## Aim of the exercise
Your task is to print the material below exactly as presented.
**********
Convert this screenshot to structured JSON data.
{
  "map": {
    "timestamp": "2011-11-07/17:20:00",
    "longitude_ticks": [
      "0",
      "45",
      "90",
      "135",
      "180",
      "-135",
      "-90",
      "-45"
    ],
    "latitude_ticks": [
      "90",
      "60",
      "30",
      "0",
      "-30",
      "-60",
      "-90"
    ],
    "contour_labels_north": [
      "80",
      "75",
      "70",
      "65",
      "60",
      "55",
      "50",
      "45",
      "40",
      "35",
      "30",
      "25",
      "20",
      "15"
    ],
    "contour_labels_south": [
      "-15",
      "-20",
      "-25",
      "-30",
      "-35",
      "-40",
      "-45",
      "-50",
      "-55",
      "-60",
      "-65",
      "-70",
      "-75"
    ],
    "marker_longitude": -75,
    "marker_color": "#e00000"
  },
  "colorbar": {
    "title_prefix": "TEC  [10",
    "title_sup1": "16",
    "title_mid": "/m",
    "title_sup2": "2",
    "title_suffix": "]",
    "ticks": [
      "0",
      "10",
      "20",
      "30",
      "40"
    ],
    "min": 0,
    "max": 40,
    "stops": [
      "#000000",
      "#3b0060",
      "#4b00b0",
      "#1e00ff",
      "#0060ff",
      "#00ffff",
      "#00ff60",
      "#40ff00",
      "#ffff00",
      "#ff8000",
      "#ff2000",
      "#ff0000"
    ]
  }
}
**********
## Right answer
Convert this screenshot to structured JSON data.
{
  "map": {
    "timestamp": "2011-11-07/17:20:00",
    "longitude_ticks": [
      "0",
      "45",
      "90",
      "135",
      "180",
      "-135",
      "-90",
      "-45"
    ],
    "latitude_ticks": [
      "90",
      "60",
      "30",
      "0",
      "-30",
      "-60",
      "-90"
    ],
    "contour_labels_north": [
      "80",
      "75",
      "70",
      "65",
      "60",
      "55",
      "50",
      "45",
      "40",
      "35",
      "30",
      "25",
      "20",
      "15"
    ],
    "contour_labels_south": [
      "-15",
      "-20",
      "-25",
      "-30",
      "-35",
      "-40",
      "-45",
      "-50",
      "-55",
      "-60",
      "-65",
      "-70",
      "-75"
    ],
    "marker_longitude": -75,
    "marker_color": "#e00000"
  },
  "colorbar": {
    "title_prefix": "TEC  [10",
    "title_sup1": "16",
    "title_mid": "/m",
    "title_sup2": "2",
    "title_suffix": "]",
    "ticks": [
      "0",
      "10",
      "20",
      "30",
      "40"
    ],
    "min": 0,
    "max": 40,
    "stops": [
      "#000000",
      "#3b0060",
      "#4b00b0",
      "#1e00ff",
      "#0060ff",
      "#00ffff",
      "#00ff60",
      "#40ff00",
      "#ffff00",
      "#ff8000",
      "#ff2000",
      "#ff0000"
    ]
  }
}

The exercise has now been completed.